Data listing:
==========

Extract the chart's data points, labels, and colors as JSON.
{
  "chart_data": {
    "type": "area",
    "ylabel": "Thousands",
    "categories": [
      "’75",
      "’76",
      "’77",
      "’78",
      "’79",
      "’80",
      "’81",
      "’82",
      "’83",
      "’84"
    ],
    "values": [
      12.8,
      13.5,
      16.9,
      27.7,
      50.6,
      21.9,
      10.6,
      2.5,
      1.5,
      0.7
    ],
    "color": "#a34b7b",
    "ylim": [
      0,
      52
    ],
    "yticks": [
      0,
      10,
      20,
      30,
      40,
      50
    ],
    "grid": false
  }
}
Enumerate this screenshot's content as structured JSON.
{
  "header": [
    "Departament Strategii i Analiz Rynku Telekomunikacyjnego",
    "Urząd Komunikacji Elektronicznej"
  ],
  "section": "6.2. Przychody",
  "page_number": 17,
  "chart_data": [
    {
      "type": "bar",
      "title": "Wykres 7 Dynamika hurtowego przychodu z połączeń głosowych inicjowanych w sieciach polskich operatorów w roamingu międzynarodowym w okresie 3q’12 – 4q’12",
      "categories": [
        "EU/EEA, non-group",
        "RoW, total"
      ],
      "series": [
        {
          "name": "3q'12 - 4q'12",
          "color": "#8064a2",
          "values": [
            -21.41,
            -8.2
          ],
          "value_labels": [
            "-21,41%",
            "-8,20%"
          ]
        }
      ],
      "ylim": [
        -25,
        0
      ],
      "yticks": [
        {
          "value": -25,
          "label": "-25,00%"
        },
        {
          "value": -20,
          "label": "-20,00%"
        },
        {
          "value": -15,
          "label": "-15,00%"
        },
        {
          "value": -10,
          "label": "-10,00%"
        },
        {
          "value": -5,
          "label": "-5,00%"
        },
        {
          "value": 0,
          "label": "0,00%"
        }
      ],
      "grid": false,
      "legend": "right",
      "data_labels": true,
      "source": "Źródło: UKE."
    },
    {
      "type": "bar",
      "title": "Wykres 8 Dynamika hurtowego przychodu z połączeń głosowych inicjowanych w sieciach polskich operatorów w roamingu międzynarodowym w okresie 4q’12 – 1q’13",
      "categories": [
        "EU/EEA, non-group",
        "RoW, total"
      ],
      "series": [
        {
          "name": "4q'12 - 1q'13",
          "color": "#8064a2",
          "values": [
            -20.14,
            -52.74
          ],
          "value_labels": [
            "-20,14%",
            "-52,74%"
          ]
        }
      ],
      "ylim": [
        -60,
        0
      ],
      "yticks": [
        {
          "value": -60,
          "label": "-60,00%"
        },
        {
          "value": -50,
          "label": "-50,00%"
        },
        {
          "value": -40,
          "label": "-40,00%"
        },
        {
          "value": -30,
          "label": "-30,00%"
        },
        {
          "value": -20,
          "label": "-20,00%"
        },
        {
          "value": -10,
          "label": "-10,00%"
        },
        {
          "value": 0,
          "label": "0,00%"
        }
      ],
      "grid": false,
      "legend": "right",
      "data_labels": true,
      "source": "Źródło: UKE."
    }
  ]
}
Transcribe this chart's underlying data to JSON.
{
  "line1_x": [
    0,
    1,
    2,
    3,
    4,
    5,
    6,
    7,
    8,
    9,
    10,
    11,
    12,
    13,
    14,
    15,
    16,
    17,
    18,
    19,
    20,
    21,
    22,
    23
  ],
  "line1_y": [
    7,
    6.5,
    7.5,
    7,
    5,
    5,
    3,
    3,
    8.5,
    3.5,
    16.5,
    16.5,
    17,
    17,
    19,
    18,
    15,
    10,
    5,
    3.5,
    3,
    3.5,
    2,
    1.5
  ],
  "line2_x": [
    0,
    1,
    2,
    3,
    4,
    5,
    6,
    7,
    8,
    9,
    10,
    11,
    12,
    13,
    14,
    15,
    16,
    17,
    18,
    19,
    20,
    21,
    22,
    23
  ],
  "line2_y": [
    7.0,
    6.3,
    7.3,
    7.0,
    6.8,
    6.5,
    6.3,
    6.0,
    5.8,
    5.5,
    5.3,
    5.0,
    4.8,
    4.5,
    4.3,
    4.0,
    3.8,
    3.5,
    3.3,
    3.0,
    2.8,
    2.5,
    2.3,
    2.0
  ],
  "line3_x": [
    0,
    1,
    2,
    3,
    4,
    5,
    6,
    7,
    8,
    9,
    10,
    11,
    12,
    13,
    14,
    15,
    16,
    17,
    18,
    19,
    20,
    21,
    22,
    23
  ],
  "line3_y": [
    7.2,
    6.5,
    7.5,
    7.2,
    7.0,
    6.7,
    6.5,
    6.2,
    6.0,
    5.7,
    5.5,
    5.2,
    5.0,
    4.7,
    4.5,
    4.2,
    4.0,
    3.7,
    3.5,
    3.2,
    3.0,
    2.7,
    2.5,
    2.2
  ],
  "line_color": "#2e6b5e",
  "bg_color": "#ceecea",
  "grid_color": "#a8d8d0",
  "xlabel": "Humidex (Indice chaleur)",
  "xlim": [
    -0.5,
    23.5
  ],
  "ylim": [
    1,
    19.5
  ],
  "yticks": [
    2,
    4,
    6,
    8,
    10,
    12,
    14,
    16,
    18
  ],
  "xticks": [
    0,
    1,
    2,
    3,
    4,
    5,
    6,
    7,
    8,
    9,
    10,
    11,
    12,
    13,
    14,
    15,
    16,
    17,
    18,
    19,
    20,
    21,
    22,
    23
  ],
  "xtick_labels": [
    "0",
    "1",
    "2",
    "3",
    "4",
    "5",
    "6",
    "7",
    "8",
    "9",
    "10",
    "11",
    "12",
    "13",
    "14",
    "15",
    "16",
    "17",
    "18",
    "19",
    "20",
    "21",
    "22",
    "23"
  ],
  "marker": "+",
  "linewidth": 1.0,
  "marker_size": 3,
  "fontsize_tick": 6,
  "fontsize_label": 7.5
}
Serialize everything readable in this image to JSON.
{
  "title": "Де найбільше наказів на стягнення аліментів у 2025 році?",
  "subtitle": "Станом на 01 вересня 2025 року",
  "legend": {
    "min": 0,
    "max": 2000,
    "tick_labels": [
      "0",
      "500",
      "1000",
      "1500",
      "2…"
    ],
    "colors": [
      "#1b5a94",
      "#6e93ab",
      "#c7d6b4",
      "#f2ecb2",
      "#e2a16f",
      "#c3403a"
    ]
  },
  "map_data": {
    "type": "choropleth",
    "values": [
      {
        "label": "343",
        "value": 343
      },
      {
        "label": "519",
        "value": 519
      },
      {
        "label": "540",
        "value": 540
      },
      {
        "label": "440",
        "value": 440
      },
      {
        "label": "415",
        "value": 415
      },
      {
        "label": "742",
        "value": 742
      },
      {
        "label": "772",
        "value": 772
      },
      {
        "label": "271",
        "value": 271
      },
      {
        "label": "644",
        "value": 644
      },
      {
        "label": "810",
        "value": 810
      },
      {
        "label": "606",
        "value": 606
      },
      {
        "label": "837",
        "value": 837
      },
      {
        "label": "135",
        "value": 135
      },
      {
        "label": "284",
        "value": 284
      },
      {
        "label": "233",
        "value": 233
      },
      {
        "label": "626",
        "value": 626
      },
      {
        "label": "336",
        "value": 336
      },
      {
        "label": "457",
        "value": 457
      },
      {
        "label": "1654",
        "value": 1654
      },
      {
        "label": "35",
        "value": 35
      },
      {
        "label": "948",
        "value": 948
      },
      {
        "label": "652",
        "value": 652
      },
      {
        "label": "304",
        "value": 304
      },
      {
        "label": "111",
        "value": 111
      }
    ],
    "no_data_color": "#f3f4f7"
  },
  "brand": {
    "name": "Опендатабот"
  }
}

==========

■ **Problem to solve**: Identify and copy the lines holding the word "type".

■ **Solution for this exercise**:
    "type": "area",
      "type": "bar",
      "type": "bar",
    "type": "choropleth",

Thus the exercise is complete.